» Written instruction: Your task is to repeat all of the data exactly while excluding the pictures.

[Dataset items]
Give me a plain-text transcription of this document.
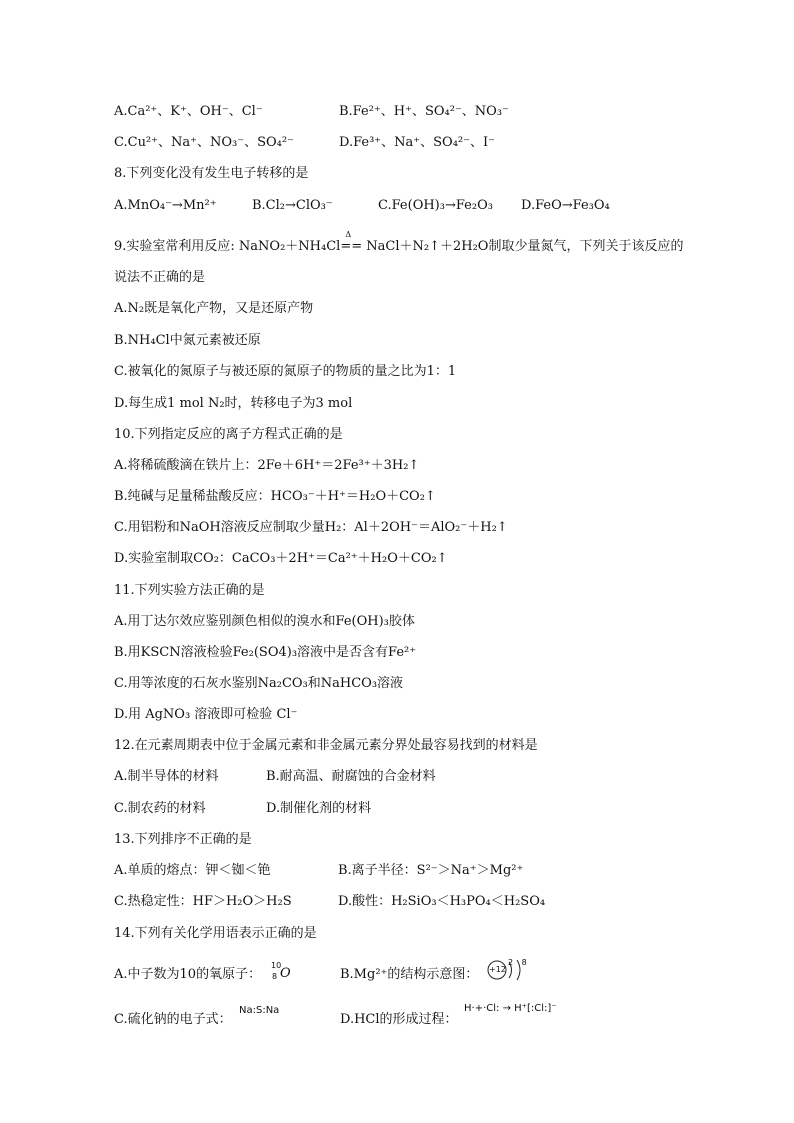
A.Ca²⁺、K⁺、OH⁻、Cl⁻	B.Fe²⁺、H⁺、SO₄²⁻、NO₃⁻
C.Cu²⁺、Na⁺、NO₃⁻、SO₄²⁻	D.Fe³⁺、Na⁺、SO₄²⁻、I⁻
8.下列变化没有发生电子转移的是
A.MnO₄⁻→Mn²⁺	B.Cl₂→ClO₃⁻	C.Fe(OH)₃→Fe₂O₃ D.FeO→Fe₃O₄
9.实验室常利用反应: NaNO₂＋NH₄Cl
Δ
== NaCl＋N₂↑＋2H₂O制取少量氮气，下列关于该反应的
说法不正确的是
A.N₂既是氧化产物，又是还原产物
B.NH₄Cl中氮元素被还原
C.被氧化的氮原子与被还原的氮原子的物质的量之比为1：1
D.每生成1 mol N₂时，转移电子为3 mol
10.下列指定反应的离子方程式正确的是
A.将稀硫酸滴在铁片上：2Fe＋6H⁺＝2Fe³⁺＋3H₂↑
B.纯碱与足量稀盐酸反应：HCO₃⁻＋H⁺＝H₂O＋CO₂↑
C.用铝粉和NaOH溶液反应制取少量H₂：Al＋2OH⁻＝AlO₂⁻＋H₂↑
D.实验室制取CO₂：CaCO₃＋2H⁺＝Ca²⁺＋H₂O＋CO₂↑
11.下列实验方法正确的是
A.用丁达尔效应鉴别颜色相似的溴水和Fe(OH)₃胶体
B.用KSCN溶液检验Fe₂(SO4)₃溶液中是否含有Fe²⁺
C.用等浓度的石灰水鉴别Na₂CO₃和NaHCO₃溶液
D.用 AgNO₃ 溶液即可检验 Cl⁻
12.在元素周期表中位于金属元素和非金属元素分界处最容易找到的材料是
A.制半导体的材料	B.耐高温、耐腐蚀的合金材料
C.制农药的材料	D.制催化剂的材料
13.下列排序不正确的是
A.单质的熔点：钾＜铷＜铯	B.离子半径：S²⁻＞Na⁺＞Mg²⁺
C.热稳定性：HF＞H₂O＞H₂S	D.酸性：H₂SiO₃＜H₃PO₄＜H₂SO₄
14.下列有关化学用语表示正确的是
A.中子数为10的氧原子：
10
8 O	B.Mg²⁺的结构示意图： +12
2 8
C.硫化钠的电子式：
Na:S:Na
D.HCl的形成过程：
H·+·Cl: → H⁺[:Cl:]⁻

» Final result:
Give me a plain-text transcription of this document.
A.Ca²⁺、K⁺、OH⁻、Cl⁻	B.Fe²⁺、H⁺、SO₄²⁻、NO₃⁻
C.Cu²⁺、Na⁺、NO₃⁻、SO₄²⁻	D.Fe³⁺、Na⁺、SO₄²⁻、I⁻
8.下列变化没有发生电子转移的是
A.MnO₄⁻→Mn²⁺	B.Cl₂→ClO₃⁻	C.Fe(OH)₃→Fe₂O₃ D.FeO→Fe₃O₄
9.实验室常利用反应: NaNO₂＋NH₄Cl
Δ
== NaCl＋N₂↑＋2H₂O制取少量氮气，下列关于该反应的
说法不正确的是
A.N₂既是氧化产物，又是还原产物
B.NH₄Cl中氮元素被还原
C.被氧化的氮原子与被还原的氮原子的物质的量之比为1：1
D.每生成1 mol N₂时，转移电子为3 mol
10.下列指定反应的离子方程式正确的是
A.将稀硫酸滴在铁片上：2Fe＋6H⁺＝2Fe³⁺＋3H₂↑
B.纯碱与足量稀盐酸反应：HCO₃⁻＋H⁺＝H₂O＋CO₂↑
C.用铝粉和NaOH溶液反应制取少量H₂：Al＋2OH⁻＝AlO₂⁻＋H₂↑
D.实验室制取CO₂：CaCO₃＋2H⁺＝Ca²⁺＋H₂O＋CO₂↑
11.下列实验方法正确的是
A.用丁达尔效应鉴别颜色相似的溴水和Fe(OH)₃胶体
B.用KSCN溶液检验Fe₂(SO4)₃溶液中是否含有Fe²⁺
C.用等浓度的石灰水鉴别Na₂CO₃和NaHCO₃溶液
D.用 AgNO₃ 溶液即可检验 Cl⁻
12.在元素周期表中位于金属元素和非金属元素分界处最容易找到的材料是
A.制半导体的材料	B.耐高温、耐腐蚀的合金材料
C.制农药的材料	D.制催化剂的材料
13.下列排序不正确的是
A.单质的熔点：钾＜铷＜铯	B.离子半径：S²⁻＞Na⁺＞Mg²⁺
C.热稳定性：HF＞H₂O＞H₂S	D.酸性：H₂SiO₃＜H₃PO₄＜H₂SO₄
14.下列有关化学用语表示正确的是
A.中子数为10的氧原子：
10
8 O	B.Mg²⁺的结构示意图： +12
2 8
C.硫化钠的电子式：
Na:S:Na
D.HCl的形成过程：
H·+·Cl: → H⁺[:Cl:]⁻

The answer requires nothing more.